Read the data and repeat it in full, exactly.

Data to process:

------------------------

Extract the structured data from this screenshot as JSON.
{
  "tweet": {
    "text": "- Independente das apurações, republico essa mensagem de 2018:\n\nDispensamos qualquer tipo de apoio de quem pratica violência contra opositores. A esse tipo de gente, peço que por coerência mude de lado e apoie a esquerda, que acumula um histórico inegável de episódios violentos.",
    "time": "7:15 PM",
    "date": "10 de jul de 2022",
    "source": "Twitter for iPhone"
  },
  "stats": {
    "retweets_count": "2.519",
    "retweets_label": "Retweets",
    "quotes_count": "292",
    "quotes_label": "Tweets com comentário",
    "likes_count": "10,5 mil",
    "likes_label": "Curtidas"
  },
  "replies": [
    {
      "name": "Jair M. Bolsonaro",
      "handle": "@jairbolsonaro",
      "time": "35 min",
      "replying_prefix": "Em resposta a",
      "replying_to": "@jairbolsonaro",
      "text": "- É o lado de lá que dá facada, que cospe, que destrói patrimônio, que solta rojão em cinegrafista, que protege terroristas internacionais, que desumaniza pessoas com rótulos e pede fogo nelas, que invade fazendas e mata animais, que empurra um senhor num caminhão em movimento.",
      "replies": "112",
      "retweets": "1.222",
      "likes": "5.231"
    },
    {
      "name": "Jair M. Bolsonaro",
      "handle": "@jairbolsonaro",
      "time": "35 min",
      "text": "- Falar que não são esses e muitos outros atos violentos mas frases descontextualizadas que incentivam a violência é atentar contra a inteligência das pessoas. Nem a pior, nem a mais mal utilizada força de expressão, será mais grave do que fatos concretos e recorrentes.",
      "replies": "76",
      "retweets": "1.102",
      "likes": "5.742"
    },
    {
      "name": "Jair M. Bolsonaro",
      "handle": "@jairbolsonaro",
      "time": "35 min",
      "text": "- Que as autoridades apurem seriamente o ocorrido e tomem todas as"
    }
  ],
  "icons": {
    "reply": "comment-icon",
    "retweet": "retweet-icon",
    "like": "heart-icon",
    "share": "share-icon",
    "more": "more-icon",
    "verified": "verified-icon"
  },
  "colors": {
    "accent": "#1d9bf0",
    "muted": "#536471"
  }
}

------------------------

Written response:
Extract the structured data from this screenshot as JSON.
{
  "tweet": {
    "text": "- Independente das apurações, republico essa mensagem de 2018:\n\nDispensamos qualquer tipo de apoio de quem pratica violência contra opositores. A esse tipo de gente, peço que por coerência mude de lado e apoie a esquerda, que acumula um histórico inegável de episódios violentos.",
    "time": "7:15 PM",
    "date": "10 de jul de 2022",
    "source": "Twitter for iPhone"
  },
  "stats": {
    "retweets_count": "2.519",
    "retweets_label": "Retweets",
    "quotes_count": "292",
    "quotes_label": "Tweets com comentário",
    "likes_count": "10,5 mil",
    "likes_label": "Curtidas"
  },
  "replies": [
    {
      "name": "Jair M. Bolsonaro",
      "handle": "@jairbolsonaro",
      "time": "35 min",
      "replying_prefix": "Em resposta a",
      "replying_to": "@jairbolsonaro",
      "text": "- É o lado de lá que dá facada, que cospe, que destrói patrimônio, que solta rojão em cinegrafista, que protege terroristas internacionais, que desumaniza pessoas com rótulos e pede fogo nelas, que invade fazendas e mata animais, que empurra um senhor num caminhão em movimento.",
      "replies": "112",
      "retweets": "1.222",
      "likes": "5.231"
    },
    {
      "name": "Jair M. Bolsonaro",
      "handle": "@jairbolsonaro",
      "time": "35 min",
      "text": "- Falar que não são esses e muitos outros atos violentos mas frases descontextualizadas que incentivam a violência é atentar contra a inteligência das pessoas. Nem a pior, nem a mais mal utilizada força de expressão, será mais grave do que fatos concretos e recorrentes.",
      "replies": "76",
      "retweets": "1.102",
      "likes": "5.742"
    },
    {
      "name": "Jair M. Bolsonaro",
      "handle": "@jairbolsonaro",
      "time": "35 min",
      "text": "- Que as autoridades apurem seriamente o ocorrido e tomem todas as"
    }
  ],
  "icons": {
    "reply": "comment-icon",
    "retweet": "retweet-icon",
    "like": "heart-icon",
    "share": "share-icon",
    "more": "more-icon",
    "verified": "verified-icon"
  },
  "colors": {
    "accent": "#1d9bf0",
    "muted": "#536471"
  }
}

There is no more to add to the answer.